=== WHAT IS ASKED ===
Which lines of the records contain "prefix"? Collect every one of them.

=== MATERIAL PROVIDED ===

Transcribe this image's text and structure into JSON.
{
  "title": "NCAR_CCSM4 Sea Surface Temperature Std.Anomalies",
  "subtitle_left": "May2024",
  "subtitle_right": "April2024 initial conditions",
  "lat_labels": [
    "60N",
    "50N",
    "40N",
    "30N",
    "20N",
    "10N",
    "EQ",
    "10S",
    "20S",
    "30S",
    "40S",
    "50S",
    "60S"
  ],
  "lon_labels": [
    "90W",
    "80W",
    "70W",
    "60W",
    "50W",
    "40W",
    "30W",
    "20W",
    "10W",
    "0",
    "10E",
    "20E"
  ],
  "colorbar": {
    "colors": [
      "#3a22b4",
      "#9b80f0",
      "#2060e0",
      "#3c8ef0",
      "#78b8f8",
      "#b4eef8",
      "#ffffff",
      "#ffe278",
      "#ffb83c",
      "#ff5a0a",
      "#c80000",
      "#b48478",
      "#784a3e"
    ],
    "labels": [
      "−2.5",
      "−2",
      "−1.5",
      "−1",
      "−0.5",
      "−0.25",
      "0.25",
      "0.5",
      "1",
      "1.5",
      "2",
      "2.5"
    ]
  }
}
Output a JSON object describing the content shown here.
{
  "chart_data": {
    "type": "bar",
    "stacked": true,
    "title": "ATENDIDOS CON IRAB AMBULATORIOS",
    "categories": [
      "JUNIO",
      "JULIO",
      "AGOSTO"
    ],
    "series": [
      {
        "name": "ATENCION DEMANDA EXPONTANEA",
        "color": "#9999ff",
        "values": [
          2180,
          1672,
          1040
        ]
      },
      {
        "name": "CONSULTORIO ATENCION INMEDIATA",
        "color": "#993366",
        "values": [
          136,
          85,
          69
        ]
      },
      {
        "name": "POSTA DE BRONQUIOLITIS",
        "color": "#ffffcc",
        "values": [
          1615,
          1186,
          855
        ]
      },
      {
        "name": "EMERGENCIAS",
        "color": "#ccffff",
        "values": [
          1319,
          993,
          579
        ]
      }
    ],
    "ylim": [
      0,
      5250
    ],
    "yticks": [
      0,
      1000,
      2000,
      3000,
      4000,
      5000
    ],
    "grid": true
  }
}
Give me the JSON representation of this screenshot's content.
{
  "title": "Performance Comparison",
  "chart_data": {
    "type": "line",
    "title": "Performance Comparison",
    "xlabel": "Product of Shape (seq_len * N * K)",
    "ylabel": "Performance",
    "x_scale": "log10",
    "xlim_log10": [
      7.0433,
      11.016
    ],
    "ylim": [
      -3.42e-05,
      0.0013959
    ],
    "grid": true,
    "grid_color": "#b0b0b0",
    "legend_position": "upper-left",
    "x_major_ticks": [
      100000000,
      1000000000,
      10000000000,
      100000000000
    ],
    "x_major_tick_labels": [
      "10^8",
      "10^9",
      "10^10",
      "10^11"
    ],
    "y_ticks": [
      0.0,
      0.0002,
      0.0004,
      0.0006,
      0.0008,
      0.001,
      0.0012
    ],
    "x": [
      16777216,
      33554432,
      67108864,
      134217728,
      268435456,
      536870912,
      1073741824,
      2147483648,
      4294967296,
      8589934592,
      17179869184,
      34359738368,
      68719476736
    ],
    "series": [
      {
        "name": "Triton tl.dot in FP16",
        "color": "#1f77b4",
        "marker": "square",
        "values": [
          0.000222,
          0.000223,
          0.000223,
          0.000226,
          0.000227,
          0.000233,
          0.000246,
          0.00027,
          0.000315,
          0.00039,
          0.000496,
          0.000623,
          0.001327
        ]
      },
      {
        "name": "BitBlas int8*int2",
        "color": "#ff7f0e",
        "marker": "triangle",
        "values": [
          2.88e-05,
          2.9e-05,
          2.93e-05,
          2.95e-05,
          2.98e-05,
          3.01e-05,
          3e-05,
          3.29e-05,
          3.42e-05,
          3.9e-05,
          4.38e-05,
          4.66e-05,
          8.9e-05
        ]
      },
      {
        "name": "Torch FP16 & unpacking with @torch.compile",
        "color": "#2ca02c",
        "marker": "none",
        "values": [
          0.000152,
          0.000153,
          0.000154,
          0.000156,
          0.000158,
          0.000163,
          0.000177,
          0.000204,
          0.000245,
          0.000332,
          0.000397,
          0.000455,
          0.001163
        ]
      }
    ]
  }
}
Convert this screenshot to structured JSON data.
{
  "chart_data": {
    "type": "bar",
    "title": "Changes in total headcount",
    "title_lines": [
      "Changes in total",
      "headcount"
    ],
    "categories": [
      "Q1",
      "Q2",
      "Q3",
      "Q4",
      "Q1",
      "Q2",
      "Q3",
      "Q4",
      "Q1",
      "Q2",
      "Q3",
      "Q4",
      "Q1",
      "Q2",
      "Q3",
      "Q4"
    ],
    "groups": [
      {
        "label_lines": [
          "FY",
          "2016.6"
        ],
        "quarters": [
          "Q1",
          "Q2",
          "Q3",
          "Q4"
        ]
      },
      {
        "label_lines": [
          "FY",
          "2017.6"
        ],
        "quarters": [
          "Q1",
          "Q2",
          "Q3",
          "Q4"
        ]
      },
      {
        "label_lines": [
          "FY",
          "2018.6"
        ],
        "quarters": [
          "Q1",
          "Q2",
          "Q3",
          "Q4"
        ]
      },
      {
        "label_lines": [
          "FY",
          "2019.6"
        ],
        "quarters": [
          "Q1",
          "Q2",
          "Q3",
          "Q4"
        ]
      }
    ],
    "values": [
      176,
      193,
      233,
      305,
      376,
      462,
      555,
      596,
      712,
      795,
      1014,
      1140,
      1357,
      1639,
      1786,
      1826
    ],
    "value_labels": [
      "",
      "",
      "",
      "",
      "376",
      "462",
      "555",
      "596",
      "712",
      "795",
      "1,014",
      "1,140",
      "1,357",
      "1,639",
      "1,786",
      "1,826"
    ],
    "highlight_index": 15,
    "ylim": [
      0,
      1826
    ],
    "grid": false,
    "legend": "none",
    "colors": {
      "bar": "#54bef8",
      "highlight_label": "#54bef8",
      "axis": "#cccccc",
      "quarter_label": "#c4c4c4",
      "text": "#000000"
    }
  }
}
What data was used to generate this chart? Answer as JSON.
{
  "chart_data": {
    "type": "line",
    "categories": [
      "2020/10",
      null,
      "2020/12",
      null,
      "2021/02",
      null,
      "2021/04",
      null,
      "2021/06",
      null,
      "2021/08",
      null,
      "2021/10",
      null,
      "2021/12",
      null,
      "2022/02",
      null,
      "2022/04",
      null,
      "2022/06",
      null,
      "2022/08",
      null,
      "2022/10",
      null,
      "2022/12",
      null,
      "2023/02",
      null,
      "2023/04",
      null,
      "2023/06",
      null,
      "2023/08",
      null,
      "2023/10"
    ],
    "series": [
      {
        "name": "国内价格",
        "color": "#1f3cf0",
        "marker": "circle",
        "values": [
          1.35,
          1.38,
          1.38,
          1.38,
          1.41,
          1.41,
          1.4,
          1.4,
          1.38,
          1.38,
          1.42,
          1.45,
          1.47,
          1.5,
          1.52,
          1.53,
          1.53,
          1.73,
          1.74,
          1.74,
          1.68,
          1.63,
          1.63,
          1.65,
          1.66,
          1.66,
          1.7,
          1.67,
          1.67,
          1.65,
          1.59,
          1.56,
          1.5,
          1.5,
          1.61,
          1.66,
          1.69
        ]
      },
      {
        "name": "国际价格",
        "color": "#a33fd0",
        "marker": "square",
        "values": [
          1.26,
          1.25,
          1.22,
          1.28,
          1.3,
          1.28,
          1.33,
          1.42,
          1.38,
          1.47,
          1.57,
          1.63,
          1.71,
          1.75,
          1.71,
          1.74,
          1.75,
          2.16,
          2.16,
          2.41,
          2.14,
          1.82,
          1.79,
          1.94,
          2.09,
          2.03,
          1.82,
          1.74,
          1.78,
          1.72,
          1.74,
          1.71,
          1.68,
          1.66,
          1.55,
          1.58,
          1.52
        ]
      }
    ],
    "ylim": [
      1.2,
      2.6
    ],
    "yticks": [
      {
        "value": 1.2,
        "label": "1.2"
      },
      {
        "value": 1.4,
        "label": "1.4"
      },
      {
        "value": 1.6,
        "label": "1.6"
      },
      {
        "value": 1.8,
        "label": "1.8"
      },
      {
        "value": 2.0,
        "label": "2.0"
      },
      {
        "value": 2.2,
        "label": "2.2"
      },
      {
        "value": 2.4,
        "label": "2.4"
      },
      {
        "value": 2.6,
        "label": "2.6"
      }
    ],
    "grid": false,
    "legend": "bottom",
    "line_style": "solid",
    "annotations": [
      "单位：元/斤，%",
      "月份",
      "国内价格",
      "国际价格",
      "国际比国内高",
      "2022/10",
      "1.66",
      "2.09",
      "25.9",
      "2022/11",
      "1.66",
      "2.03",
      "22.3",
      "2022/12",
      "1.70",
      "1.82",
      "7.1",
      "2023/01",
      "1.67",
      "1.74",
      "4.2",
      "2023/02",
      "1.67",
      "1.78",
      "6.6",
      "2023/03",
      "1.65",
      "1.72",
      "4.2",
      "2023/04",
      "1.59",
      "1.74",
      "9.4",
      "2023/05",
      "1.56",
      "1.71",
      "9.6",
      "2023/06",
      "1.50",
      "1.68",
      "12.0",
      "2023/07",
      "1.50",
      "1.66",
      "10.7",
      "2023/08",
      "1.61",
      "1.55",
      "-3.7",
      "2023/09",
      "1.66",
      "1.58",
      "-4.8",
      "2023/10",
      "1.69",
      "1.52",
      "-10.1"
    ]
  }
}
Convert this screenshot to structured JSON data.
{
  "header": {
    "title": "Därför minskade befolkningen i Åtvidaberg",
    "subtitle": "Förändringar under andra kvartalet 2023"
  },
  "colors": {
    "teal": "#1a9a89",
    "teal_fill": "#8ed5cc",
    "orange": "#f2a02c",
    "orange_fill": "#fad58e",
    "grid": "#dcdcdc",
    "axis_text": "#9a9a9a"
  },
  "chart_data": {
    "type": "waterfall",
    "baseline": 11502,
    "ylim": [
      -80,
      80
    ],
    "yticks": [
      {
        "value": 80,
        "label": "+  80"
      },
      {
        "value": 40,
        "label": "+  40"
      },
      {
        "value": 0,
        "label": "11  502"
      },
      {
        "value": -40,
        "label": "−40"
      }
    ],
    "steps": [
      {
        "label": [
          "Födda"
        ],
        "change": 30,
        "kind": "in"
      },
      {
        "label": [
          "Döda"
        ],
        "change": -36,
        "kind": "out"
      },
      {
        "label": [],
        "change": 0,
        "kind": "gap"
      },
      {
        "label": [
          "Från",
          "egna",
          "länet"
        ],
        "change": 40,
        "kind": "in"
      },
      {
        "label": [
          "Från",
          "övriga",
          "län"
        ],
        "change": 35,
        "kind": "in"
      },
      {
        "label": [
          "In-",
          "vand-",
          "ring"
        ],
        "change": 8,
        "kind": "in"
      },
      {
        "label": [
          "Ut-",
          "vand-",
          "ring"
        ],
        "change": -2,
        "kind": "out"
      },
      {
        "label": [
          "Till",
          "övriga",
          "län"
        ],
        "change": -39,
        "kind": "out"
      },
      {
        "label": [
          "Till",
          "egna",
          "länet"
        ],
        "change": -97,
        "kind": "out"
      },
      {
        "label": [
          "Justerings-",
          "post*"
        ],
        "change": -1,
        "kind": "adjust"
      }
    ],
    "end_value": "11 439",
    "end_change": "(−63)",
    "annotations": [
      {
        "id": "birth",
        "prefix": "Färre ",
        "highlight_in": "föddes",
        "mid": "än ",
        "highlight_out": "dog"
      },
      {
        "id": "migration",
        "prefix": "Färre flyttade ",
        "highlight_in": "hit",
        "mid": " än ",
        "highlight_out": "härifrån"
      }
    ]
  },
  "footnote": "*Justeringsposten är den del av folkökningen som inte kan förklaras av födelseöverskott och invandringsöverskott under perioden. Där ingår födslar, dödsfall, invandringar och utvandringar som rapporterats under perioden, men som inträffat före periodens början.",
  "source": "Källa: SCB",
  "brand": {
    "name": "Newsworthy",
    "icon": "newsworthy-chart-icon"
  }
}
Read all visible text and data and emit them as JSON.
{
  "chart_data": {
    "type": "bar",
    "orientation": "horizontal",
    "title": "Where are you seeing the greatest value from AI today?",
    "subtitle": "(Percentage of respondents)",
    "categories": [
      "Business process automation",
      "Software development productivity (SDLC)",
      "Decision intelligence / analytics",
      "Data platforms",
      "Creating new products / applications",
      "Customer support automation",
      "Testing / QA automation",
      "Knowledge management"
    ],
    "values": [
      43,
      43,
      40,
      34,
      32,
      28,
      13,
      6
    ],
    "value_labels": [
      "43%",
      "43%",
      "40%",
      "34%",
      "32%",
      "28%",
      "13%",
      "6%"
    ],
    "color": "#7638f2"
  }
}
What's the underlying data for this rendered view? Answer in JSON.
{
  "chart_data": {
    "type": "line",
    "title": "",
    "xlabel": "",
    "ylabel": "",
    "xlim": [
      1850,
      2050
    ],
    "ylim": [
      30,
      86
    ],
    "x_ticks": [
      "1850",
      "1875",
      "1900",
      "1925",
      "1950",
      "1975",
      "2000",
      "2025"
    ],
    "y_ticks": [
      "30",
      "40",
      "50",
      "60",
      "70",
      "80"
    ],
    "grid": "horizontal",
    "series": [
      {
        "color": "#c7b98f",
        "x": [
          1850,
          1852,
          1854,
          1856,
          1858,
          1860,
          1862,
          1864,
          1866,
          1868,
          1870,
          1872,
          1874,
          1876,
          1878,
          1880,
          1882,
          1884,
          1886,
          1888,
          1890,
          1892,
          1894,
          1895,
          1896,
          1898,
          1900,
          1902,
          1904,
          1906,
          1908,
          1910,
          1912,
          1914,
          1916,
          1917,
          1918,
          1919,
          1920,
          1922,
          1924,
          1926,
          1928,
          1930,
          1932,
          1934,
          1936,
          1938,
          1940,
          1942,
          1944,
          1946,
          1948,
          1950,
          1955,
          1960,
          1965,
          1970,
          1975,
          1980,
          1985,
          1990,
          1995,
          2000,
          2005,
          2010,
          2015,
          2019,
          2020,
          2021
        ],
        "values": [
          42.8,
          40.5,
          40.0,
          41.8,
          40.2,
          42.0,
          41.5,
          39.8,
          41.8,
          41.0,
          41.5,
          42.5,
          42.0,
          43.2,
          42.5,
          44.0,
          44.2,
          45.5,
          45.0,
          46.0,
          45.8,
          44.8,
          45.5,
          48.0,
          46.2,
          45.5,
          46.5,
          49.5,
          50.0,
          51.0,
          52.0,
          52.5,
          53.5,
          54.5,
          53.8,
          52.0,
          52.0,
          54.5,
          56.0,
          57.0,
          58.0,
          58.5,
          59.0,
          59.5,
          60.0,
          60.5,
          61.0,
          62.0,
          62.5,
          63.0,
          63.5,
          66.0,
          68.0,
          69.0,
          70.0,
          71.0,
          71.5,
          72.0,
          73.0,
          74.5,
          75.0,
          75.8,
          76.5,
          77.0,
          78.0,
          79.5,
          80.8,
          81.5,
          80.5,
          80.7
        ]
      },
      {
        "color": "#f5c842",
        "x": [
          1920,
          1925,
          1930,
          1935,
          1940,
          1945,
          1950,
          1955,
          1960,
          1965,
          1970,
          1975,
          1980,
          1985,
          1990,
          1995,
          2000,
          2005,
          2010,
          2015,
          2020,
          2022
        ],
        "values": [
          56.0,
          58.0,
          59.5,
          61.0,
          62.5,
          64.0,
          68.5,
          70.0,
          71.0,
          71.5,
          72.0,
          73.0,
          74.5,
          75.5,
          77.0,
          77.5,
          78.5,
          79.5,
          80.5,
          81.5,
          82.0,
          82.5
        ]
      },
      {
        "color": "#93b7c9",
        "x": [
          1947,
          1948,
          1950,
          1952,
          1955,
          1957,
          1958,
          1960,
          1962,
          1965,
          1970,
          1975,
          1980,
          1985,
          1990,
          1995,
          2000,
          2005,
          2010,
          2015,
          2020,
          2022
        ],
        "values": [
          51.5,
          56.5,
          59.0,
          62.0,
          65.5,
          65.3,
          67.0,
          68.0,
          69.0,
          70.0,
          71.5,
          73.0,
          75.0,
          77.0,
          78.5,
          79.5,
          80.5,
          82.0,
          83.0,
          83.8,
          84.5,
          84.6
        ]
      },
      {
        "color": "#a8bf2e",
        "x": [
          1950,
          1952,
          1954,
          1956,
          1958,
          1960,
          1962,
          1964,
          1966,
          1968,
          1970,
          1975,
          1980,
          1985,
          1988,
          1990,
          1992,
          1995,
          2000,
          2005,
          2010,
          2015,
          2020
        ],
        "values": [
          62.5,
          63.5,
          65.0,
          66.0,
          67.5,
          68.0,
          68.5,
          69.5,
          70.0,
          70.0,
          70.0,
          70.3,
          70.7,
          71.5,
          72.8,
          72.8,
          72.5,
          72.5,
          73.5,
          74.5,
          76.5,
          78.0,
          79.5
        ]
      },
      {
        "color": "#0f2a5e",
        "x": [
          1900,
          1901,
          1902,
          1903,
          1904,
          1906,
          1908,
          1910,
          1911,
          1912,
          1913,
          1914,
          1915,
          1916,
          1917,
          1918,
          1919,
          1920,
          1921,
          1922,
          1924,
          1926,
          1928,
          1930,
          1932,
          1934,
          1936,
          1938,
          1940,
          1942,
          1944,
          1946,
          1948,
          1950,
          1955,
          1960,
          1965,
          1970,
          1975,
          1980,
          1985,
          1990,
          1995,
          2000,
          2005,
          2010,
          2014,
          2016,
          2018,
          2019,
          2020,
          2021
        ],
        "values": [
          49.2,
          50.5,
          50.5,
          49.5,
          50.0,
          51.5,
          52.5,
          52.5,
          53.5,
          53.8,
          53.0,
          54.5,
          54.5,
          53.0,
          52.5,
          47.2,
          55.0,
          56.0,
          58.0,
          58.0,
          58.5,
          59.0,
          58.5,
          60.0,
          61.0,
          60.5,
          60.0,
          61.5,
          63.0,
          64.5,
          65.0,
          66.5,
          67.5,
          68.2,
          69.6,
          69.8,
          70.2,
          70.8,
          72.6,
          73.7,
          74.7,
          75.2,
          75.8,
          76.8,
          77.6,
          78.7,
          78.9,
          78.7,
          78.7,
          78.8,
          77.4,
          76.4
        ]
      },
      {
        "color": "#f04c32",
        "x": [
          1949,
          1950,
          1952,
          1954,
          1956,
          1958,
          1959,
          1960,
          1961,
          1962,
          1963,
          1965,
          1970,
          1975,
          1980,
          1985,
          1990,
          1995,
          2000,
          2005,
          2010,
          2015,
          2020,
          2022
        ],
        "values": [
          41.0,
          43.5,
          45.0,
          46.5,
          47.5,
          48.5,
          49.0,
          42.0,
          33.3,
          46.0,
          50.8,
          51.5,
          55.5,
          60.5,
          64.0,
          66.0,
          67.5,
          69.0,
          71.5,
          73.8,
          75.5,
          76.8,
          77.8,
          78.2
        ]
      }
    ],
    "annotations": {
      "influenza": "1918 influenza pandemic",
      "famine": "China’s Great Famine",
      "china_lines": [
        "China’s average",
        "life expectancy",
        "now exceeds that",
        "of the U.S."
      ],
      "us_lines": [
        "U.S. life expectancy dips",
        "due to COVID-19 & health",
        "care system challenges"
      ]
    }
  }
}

=== EXPECTED ANSWER ===
        "prefix": "Färre ",
        "prefix": "Färre flyttade ",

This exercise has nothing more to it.